WHAT YOU HAVE TO DO ▸ Pictures do not belong in the copy; quote every entry below exactly.
* begin EXTRACTED ENTRIES *
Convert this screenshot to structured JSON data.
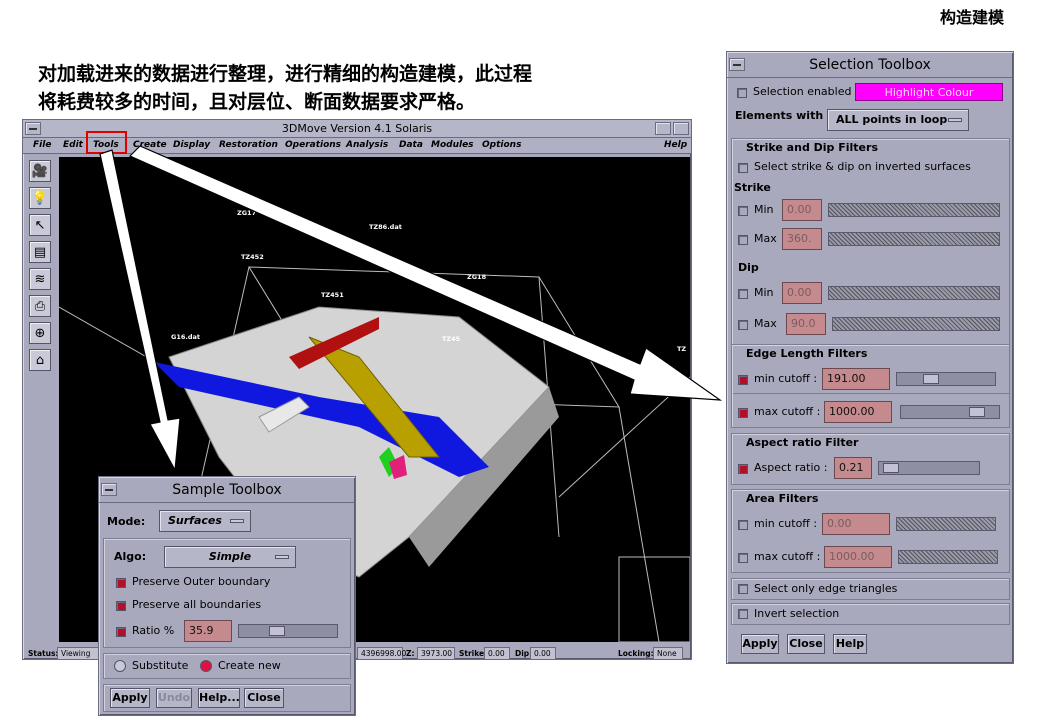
{
  "slide": {
    "corner_title": "构造建模",
    "description_line1": "对加载进来的数据进行整理，进行精细的构造建模，此过程",
    "description_line2": "将耗费较多的时间，且对层位、断面数据要求严格。"
  },
  "main_window": {
    "title": "3DMove Version 4.1 Solaris",
    "menu": [
      "File",
      "Edit",
      "Tools",
      "Create",
      "Display",
      "Restoration",
      "Operations",
      "Analysis",
      "Data",
      "Modules",
      "Options"
    ],
    "help_label": "Help",
    "viewport_labels": [
      "ZG17",
      "TZ86.dat",
      "TZ452",
      "ZG18",
      "TZ451",
      "TZ45",
      "G16.dat",
      "TZ"
    ],
    "toolbar_icons": [
      "camera-icon",
      "lightbulb-icon",
      "arrow-cursor-icon",
      "layers-icon",
      "stack-icon",
      "printer-icon",
      "crosshair-icon",
      "home-icon"
    ],
    "status": {
      "status_label": "Status:",
      "status_value": "Viewing",
      "y_value": "4396998.00",
      "z_label": "Z:",
      "z_value": "3973.00",
      "strike_label": "Strike:",
      "strike_value": "0.00",
      "dip_label": "Dip:",
      "dip_value": "0.00",
      "locking_label": "Locking:",
      "locking_value": "None"
    }
  },
  "selection_toolbox": {
    "title": "Selection Toolbox",
    "selection_enabled_label": "Selection enabled",
    "highlight_colour_label": "Highlight Colour",
    "highlight_color": "#ff00ff",
    "elements_with_label": "Elements with",
    "elements_with_value": "ALL points in loop",
    "strike_dip_filters": {
      "heading": "Strike and Dip Filters",
      "inverted_label": "Select strike & dip on inverted surfaces",
      "strike_label": "Strike",
      "strike_min_label": "Min",
      "strike_min_value": "0.00",
      "strike_max_label": "Max",
      "strike_max_value": "360.",
      "dip_label": "Dip",
      "dip_min_label": "Min",
      "dip_min_value": "0.00",
      "dip_max_label": "Max",
      "dip_max_value": "90.0"
    },
    "edge_length_filters": {
      "heading": "Edge Length Filters",
      "min_label": "min cutoff :",
      "min_value": "191.00",
      "max_label": "max cutoff :",
      "max_value": "1000.00"
    },
    "aspect_ratio_filter": {
      "heading": "Aspect ratio Filter",
      "label": "Aspect ratio :",
      "value": "0.21"
    },
    "area_filters": {
      "heading": "Area Filters",
      "min_label": "min cutoff :",
      "min_value": "0.00",
      "max_label": "max cutoff :",
      "max_value": "1000.00"
    },
    "edge_triangles_label": "Select only edge triangles",
    "invert_label": "Invert selection",
    "buttons": {
      "apply": "Apply",
      "close": "Close",
      "help": "Help"
    }
  },
  "sample_toolbox": {
    "title": "Sample Toolbox",
    "mode_label": "Mode:",
    "mode_value": "Surfaces",
    "algo_label": "Algo:",
    "algo_value": "Simple",
    "preserve_outer_label": "Preserve Outer boundary",
    "preserve_all_label": "Preserve all boundaries",
    "ratio_label": "Ratio %",
    "ratio_value": "35.9",
    "substitute_label": "Substitute",
    "create_new_label": "Create new",
    "buttons": {
      "apply": "Apply",
      "undo": "Undo",
      "help": "Help...",
      "close": "Close"
    }
  }
}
* end EXTRACTED ENTRIES *
RIGHT ANSWER ▸
Convert this screenshot to structured JSON data.
{
  "slide": {
    "corner_title": "构造建模",
    "description_line1": "对加载进来的数据进行整理，进行精细的构造建模，此过程",
    "description_line2": "将耗费较多的时间，且对层位、断面数据要求严格。"
  },
  "main_window": {
    "title": "3DMove Version 4.1 Solaris",
    "menu": [
      "File",
      "Edit",
      "Tools",
      "Create",
      "Display",
      "Restoration",
      "Operations",
      "Analysis",
      "Data",
      "Modules",
      "Options"
    ],
    "help_label": "Help",
    "viewport_labels": [
      "ZG17",
      "TZ86.dat",
      "TZ452",
      "ZG18",
      "TZ451",
      "TZ45",
      "G16.dat",
      "TZ"
    ],
    "toolbar_icons": [
      "camera-icon",
      "lightbulb-icon",
      "arrow-cursor-icon",
      "layers-icon",
      "stack-icon",
      "printer-icon",
      "crosshair-icon",
      "home-icon"
    ],
    "status": {
      "status_label": "Status:",
      "status_value": "Viewing",
      "y_value": "4396998.00",
      "z_label": "Z:",
      "z_value": "3973.00",
      "strike_label": "Strike:",
      "strike_value": "0.00",
      "dip_label": "Dip:",
      "dip_value": "0.00",
      "locking_label": "Locking:",
      "locking_value": "None"
    }
  },
  "selection_toolbox": {
    "title": "Selection Toolbox",
    "selection_enabled_label": "Selection enabled",
    "highlight_colour_label": "Highlight Colour",
    "highlight_color": "#ff00ff",
    "elements_with_label": "Elements with",
    "elements_with_value": "ALL points in loop",
    "strike_dip_filters": {
      "heading": "Strike and Dip Filters",
      "inverted_label": "Select strike & dip on inverted surfaces",
      "strike_label": "Strike",
      "strike_min_label": "Min",
      "strike_min_value": "0.00",
      "strike_max_label": "Max",
      "strike_max_value": "360.",
      "dip_label": "Dip",
      "dip_min_label": "Min",
      "dip_min_value": "0.00",
      "dip_max_label": "Max",
      "dip_max_value": "90.0"
    },
    "edge_length_filters": {
      "heading": "Edge Length Filters",
      "min_label": "min cutoff :",
      "min_value": "191.00",
      "max_label": "max cutoff :",
      "max_value": "1000.00"
    },
    "aspect_ratio_filter": {
      "heading": "Aspect ratio Filter",
      "label": "Aspect ratio :",
      "value": "0.21"
    },
    "area_filters": {
      "heading": "Area Filters",
      "min_label": "min cutoff :",
      "min_value": "0.00",
      "max_label": "max cutoff :",
      "max_value": "1000.00"
    },
    "edge_triangles_label": "Select only edge triangles",
    "invert_label": "Invert selection",
    "buttons": {
      "apply": "Apply",
      "close": "Close",
      "help": "Help"
    }
  },
  "sample_toolbox": {
    "title": "Sample Toolbox",
    "mode_label": "Mode:",
    "mode_value": "Surfaces",
    "algo_label": "Algo:",
    "algo_value": "Simple",
    "preserve_outer_label": "Preserve Outer boundary",
    "preserve_all_label": "Preserve all boundaries",
    "ratio_label": "Ratio %",
    "ratio_value": "35.9",
    "substitute_label": "Substitute",
    "create_new_label": "Create new",
    "buttons": {
      "apply": "Apply",
      "undo": "Undo",
      "help": "Help...",
      "close": "Close"
    }
  }
}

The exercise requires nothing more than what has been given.